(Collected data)
══════════
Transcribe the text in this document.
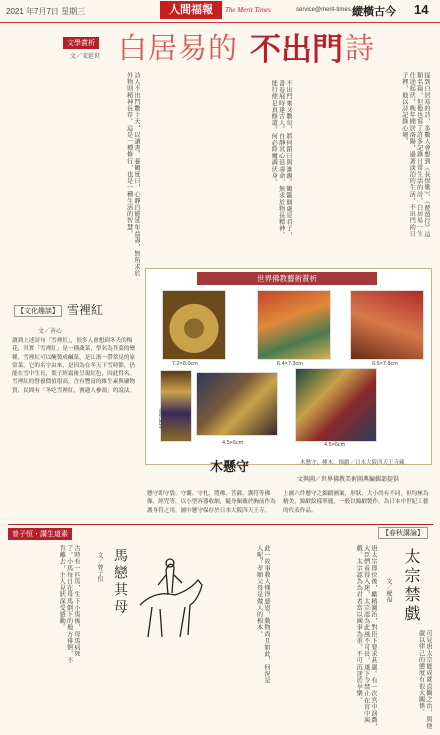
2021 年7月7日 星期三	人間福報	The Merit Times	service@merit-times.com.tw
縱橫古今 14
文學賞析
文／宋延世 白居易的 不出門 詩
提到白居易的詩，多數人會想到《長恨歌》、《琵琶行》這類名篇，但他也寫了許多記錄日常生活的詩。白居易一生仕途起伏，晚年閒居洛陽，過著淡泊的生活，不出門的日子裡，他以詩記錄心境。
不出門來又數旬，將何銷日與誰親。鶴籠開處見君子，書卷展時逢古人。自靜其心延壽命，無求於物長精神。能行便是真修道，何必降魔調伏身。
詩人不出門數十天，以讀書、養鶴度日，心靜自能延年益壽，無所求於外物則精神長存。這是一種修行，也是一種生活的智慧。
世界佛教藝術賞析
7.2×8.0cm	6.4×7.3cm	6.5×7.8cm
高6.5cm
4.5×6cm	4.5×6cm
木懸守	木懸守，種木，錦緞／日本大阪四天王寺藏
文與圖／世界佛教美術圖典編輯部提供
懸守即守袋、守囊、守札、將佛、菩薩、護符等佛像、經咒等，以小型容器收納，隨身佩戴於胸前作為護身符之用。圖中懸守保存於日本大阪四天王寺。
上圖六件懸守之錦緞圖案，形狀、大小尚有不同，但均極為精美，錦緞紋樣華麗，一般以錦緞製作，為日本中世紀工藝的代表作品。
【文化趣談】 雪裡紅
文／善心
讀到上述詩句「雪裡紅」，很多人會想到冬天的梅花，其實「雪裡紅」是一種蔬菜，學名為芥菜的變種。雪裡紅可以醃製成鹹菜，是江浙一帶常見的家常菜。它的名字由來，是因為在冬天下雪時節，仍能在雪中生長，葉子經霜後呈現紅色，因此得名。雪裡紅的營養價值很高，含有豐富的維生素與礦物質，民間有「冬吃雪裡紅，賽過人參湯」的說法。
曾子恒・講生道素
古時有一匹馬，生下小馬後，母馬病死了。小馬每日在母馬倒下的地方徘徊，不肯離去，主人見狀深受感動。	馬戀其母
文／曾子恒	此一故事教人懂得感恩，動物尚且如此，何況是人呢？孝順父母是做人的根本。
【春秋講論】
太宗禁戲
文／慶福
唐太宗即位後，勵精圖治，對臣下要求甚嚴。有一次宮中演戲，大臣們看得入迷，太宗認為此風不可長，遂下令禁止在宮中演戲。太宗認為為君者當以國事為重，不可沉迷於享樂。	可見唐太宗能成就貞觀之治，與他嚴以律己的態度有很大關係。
══════════
* Exercise prompt
Exactly reproduce the entries above, minus the pictures.

* Answer below
Transcribe the text in this document.
2021 年7月7日 星期三	人間福報	The Merit Times	service@merit-times.com.tw
縱橫古今 14
文學賞析
文／宋延世 白居易的 不出門 詩
提到白居易的詩，多數人會想到《長恨歌》、《琵琶行》這類名篇，但他也寫了許多記錄日常生活的詩。白居易一生仕途起伏，晚年閒居洛陽，過著淡泊的生活，不出門的日子裡，他以詩記錄心境。
不出門來又數旬，將何銷日與誰親。鶴籠開處見君子，書卷展時逢古人。自靜其心延壽命，無求於物長精神。能行便是真修道，何必降魔調伏身。
詩人不出門數十天，以讀書、養鶴度日，心靜自能延年益壽，無所求於外物則精神長存。這是一種修行，也是一種生活的智慧。
世界佛教藝術賞析
7.2×8.0cm	6.4×7.3cm	6.5×7.8cm
高6.5cm
4.5×6cm	4.5×6cm
木懸守	木懸守，種木，錦緞／日本大阪四天王寺藏
文與圖／世界佛教美術圖典編輯部提供
懸守即守袋、守囊、守札、將佛、菩薩、護符等佛像、經咒等，以小型容器收納，隨身佩戴於胸前作為護身符之用。圖中懸守保存於日本大阪四天王寺。
上圖六件懸守之錦緞圖案，形狀、大小尚有不同，但均極為精美，錦緞紋樣華麗，一般以錦緞製作，為日本中世紀工藝的代表作品。
【文化趣談】 雪裡紅
文／善心
讀到上述詩句「雪裡紅」，很多人會想到冬天的梅花，其實「雪裡紅」是一種蔬菜，學名為芥菜的變種。雪裡紅可以醃製成鹹菜，是江浙一帶常見的家常菜。它的名字由來，是因為在冬天下雪時節，仍能在雪中生長，葉子經霜後呈現紅色，因此得名。雪裡紅的營養價值很高，含有豐富的維生素與礦物質，民間有「冬吃雪裡紅，賽過人參湯」的說法。
曾子恒・講生道素
古時有一匹馬，生下小馬後，母馬病死了。小馬每日在母馬倒下的地方徘徊，不肯離去，主人見狀深受感動。	馬戀其母
文／曾子恒	此一故事教人懂得感恩，動物尚且如此，何況是人呢？孝順父母是做人的根本。
【春秋講論】
太宗禁戲
文／慶福
唐太宗即位後，勵精圖治，對臣下要求甚嚴。有一次宮中演戲，大臣們看得入迷，太宗認為此風不可長，遂下令禁止在宮中演戲。太宗認為為君者當以國事為重，不可沉迷於享樂。	可見唐太宗能成就貞觀之治，與他嚴以律己的態度有很大關係。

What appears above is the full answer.